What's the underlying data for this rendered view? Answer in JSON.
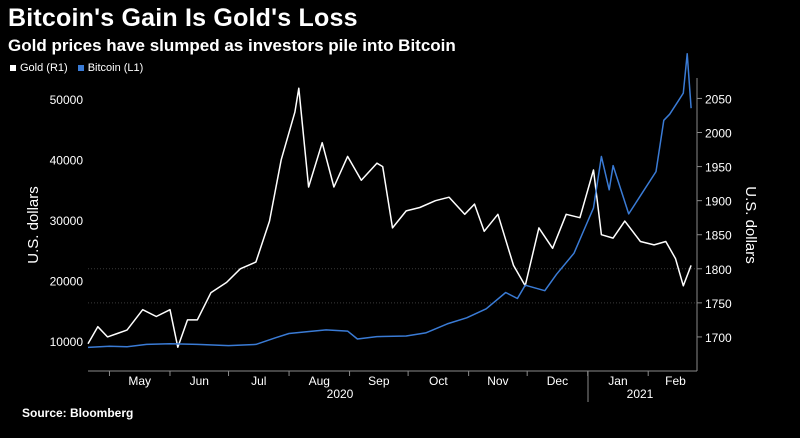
{
  "title": "Bitcoin's Gain Is Gold's Loss",
  "subtitle": "Gold prices have slumped as investors pile into Bitcoin",
  "source": "Source: Bloomberg",
  "legend": [
    {
      "label": "Gold (R1)",
      "color": "#ffffff"
    },
    {
      "label": "Bitcoin (L1)",
      "color": "#3a7bd5"
    }
  ],
  "chart_data": {
    "type": "line",
    "title": "Bitcoin's Gain Is Gold's Loss",
    "subtitle": "Gold prices have slumped as investors pile into Bitcoin",
    "xlabel": "",
    "ylabel_left": "U.S. dollars",
    "ylabel_right": "U.S. dollars",
    "x_tick_labels": [
      "May",
      "Jun",
      "Jul",
      "Aug",
      "Sep",
      "Oct",
      "Nov",
      "Dec",
      "Jan",
      "Feb"
    ],
    "x_year_labels": [
      "2020",
      "2021"
    ],
    "y_left": {
      "ticks": [
        10000,
        20000,
        30000,
        40000,
        50000
      ],
      "range": [
        5000,
        53500
      ]
    },
    "y_right": {
      "ticks": [
        1700,
        1750,
        1800,
        1850,
        1900,
        1950,
        2000,
        2050
      ],
      "range": [
        1650,
        2080
      ]
    },
    "grid": false,
    "series": [
      {
        "name": "Bitcoin (L1)",
        "axis": "left",
        "color": "#3a7bd5",
        "points": [
          [
            "2020-04-20",
            8900
          ],
          [
            "2020-05-01",
            9100
          ],
          [
            "2020-05-10",
            9000
          ],
          [
            "2020-05-20",
            9400
          ],
          [
            "2020-06-01",
            9500
          ],
          [
            "2020-06-15",
            9400
          ],
          [
            "2020-07-01",
            9200
          ],
          [
            "2020-07-15",
            9400
          ],
          [
            "2020-07-25",
            10500
          ],
          [
            "2020-08-01",
            11200
          ],
          [
            "2020-08-10",
            11500
          ],
          [
            "2020-08-20",
            11800
          ],
          [
            "2020-08-31",
            11600
          ],
          [
            "2020-09-05",
            10300
          ],
          [
            "2020-09-15",
            10700
          ],
          [
            "2020-09-30",
            10800
          ],
          [
            "2020-10-10",
            11300
          ],
          [
            "2020-10-21",
            12800
          ],
          [
            "2020-10-31",
            13800
          ],
          [
            "2020-11-10",
            15300
          ],
          [
            "2020-11-20",
            18000
          ],
          [
            "2020-11-26",
            17000
          ],
          [
            "2020-11-30",
            19200
          ],
          [
            "2020-12-10",
            18300
          ],
          [
            "2020-12-16",
            21000
          ],
          [
            "2020-12-25",
            24500
          ],
          [
            "2020-12-31",
            29000
          ],
          [
            "2021-01-04",
            32000
          ],
          [
            "2021-01-08",
            40500
          ],
          [
            "2021-01-12",
            35000
          ],
          [
            "2021-01-14",
            39000
          ],
          [
            "2021-01-22",
            31000
          ],
          [
            "2021-01-29",
            34500
          ],
          [
            "2021-02-05",
            38000
          ],
          [
            "2021-02-09",
            46500
          ],
          [
            "2021-02-12",
            47500
          ],
          [
            "2021-02-16",
            49500
          ],
          [
            "2021-02-19",
            51000
          ],
          [
            "2021-02-21",
            57500
          ],
          [
            "2021-02-23",
            48500
          ]
        ]
      },
      {
        "name": "Gold (R1)",
        "axis": "right",
        "color": "#ffffff",
        "points": [
          [
            "2020-04-20",
            1690
          ],
          [
            "2020-04-25",
            1715
          ],
          [
            "2020-04-30",
            1700
          ],
          [
            "2020-05-05",
            1705
          ],
          [
            "2020-05-10",
            1710
          ],
          [
            "2020-05-18",
            1740
          ],
          [
            "2020-05-25",
            1730
          ],
          [
            "2020-06-01",
            1740
          ],
          [
            "2020-06-05",
            1685
          ],
          [
            "2020-06-10",
            1725
          ],
          [
            "2020-06-15",
            1725
          ],
          [
            "2020-06-22",
            1765
          ],
          [
            "2020-06-30",
            1780
          ],
          [
            "2020-07-07",
            1800
          ],
          [
            "2020-07-15",
            1810
          ],
          [
            "2020-07-22",
            1870
          ],
          [
            "2020-07-28",
            1960
          ],
          [
            "2020-08-04",
            2030
          ],
          [
            "2020-08-06",
            2065
          ],
          [
            "2020-08-11",
            1920
          ],
          [
            "2020-08-18",
            1985
          ],
          [
            "2020-08-24",
            1920
          ],
          [
            "2020-08-31",
            1965
          ],
          [
            "2020-09-07",
            1930
          ],
          [
            "2020-09-15",
            1955
          ],
          [
            "2020-09-18",
            1950
          ],
          [
            "2020-09-23",
            1860
          ],
          [
            "2020-09-30",
            1885
          ],
          [
            "2020-10-07",
            1890
          ],
          [
            "2020-10-15",
            1900
          ],
          [
            "2020-10-22",
            1905
          ],
          [
            "2020-10-30",
            1880
          ],
          [
            "2020-11-04",
            1895
          ],
          [
            "2020-11-09",
            1855
          ],
          [
            "2020-11-16",
            1880
          ],
          [
            "2020-11-24",
            1805
          ],
          [
            "2020-11-30",
            1775
          ],
          [
            "2020-12-07",
            1860
          ],
          [
            "2020-12-14",
            1830
          ],
          [
            "2020-12-21",
            1880
          ],
          [
            "2020-12-28",
            1875
          ],
          [
            "2021-01-04",
            1945
          ],
          [
            "2021-01-08",
            1850
          ],
          [
            "2021-01-14",
            1845
          ],
          [
            "2021-01-20",
            1870
          ],
          [
            "2021-01-28",
            1840
          ],
          [
            "2021-02-04",
            1835
          ],
          [
            "2021-02-10",
            1840
          ],
          [
            "2021-02-15",
            1815
          ],
          [
            "2021-02-19",
            1775
          ],
          [
            "2021-02-23",
            1805
          ]
        ]
      }
    ]
  }
}
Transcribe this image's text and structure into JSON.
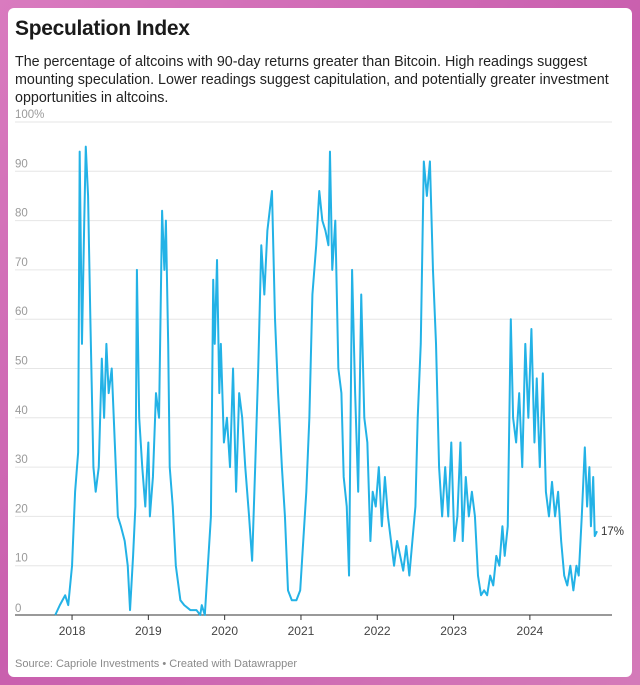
{
  "chart_data": {
    "type": "line",
    "title": "Speculation Index",
    "subtitle": "The percentage of altcoins with 90-day returns greater than Bitcoin. High readings suggest mounting speculation. Lower readings suggest capitulation, and potentially greater investment opportunities in altcoins.",
    "source": "Source: Capriole Investments • Created with Datawrapper",
    "color": "#23b2e6",
    "grid": true,
    "xlim": [
      2017.58,
      2025.05
    ],
    "xticks": [
      2018,
      2019,
      2020,
      2021,
      2022,
      2023,
      2024
    ],
    "ylim": [
      0,
      100
    ],
    "yticks": [
      0,
      10,
      20,
      30,
      40,
      50,
      60,
      70,
      80,
      90,
      {
        "value": 100,
        "label": "100%"
      }
    ],
    "annotations": [
      {
        "x": 2024.88,
        "y": 17,
        "label": "17%"
      }
    ],
    "x": [
      2017.78,
      2017.84,
      2017.91,
      2017.95,
      2018.0,
      2018.04,
      2018.08,
      2018.1,
      2018.13,
      2018.16,
      2018.18,
      2018.21,
      2018.24,
      2018.28,
      2018.31,
      2018.35,
      2018.39,
      2018.42,
      2018.45,
      2018.48,
      2018.52,
      2018.56,
      2018.6,
      2018.64,
      2018.69,
      2018.73,
      2018.76,
      2018.8,
      2018.83,
      2018.85,
      2018.88,
      2018.92,
      2018.96,
      2019.0,
      2019.02,
      2019.06,
      2019.1,
      2019.14,
      2019.18,
      2019.21,
      2019.23,
      2019.26,
      2019.28,
      2019.32,
      2019.36,
      2019.42,
      2019.47,
      2019.55,
      2019.63,
      2019.68,
      2019.7,
      2019.74,
      2019.78,
      2019.82,
      2019.85,
      2019.87,
      2019.9,
      2019.93,
      2019.95,
      2019.99,
      2020.03,
      2020.07,
      2020.11,
      2020.15,
      2020.19,
      2020.23,
      2020.27,
      2020.32,
      2020.36,
      2020.4,
      2020.44,
      2020.48,
      2020.52,
      2020.56,
      2020.59,
      2020.62,
      2020.66,
      2020.7,
      2020.75,
      2020.79,
      2020.83,
      2020.88,
      2020.94,
      2020.99,
      2021.03,
      2021.07,
      2021.11,
      2021.15,
      2021.2,
      2021.24,
      2021.28,
      2021.32,
      2021.36,
      2021.38,
      2021.41,
      2021.45,
      2021.49,
      2021.53,
      2021.56,
      2021.6,
      2021.63,
      2021.67,
      2021.71,
      2021.75,
      2021.79,
      2021.83,
      2021.87,
      2021.91,
      2021.94,
      2021.98,
      2022.02,
      2022.06,
      2022.1,
      2022.14,
      2022.18,
      2022.22,
      2022.26,
      2022.3,
      2022.34,
      2022.38,
      2022.42,
      2022.46,
      2022.5,
      2022.53,
      2022.57,
      2022.61,
      2022.65,
      2022.69,
      2022.73,
      2022.77,
      2022.81,
      2022.85,
      2022.89,
      2022.93,
      2022.97,
      2023.01,
      2023.05,
      2023.09,
      2023.12,
      2023.16,
      2023.2,
      2023.24,
      2023.28,
      2023.32,
      2023.36,
      2023.4,
      2023.44,
      2023.48,
      2023.52,
      2023.56,
      2023.6,
      2023.64,
      2023.67,
      2023.71,
      2023.75,
      2023.78,
      2023.82,
      2023.86,
      2023.9,
      2023.94,
      2023.98,
      2024.02,
      2024.06,
      2024.09,
      2024.13,
      2024.17,
      2024.21,
      2024.25,
      2024.29,
      2024.33,
      2024.37,
      2024.41,
      2024.45,
      2024.49,
      2024.53,
      2024.57,
      2024.61,
      2024.64,
      2024.68,
      2024.72,
      2024.75,
      2024.78,
      2024.8,
      2024.83,
      2024.85,
      2024.88
    ],
    "values": [
      0,
      2,
      4,
      2,
      10,
      25,
      33,
      94,
      55,
      80,
      95,
      85,
      60,
      30,
      25,
      30,
      52,
      40,
      55,
      45,
      50,
      35,
      20,
      18,
      15,
      10,
      1,
      12,
      22,
      70,
      40,
      30,
      22,
      35,
      20,
      28,
      45,
      40,
      82,
      70,
      80,
      55,
      30,
      22,
      10,
      3,
      2,
      1,
      1,
      0,
      2,
      0,
      10,
      20,
      68,
      55,
      72,
      45,
      55,
      35,
      40,
      30,
      50,
      25,
      45,
      40,
      30,
      20,
      11,
      30,
      50,
      75,
      65,
      78,
      82,
      86,
      60,
      45,
      30,
      20,
      5,
      3,
      3,
      5,
      15,
      25,
      40,
      65,
      75,
      86,
      80,
      78,
      75,
      94,
      70,
      80,
      50,
      45,
      28,
      22,
      8,
      70,
      45,
      25,
      65,
      40,
      35,
      15,
      25,
      22,
      30,
      18,
      28,
      20,
      15,
      10,
      15,
      12,
      9,
      14,
      8,
      15,
      22,
      40,
      55,
      92,
      85,
      92,
      70,
      55,
      30,
      20,
      30,
      20,
      35,
      15,
      20,
      35,
      15,
      28,
      20,
      25,
      20,
      8,
      4,
      5,
      4,
      8,
      6,
      12,
      10,
      18,
      12,
      18,
      60,
      40,
      35,
      45,
      30,
      55,
      40,
      58,
      35,
      48,
      30,
      49,
      25,
      20,
      27,
      20,
      25,
      15,
      8,
      6,
      10,
      5,
      10,
      8,
      20,
      34,
      22,
      30,
      18,
      28,
      16,
      17
    ]
  }
}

## Aim:
Among the entries above, how many lines hold the word "have"? Reply with only that number.

## Exercise answer:
2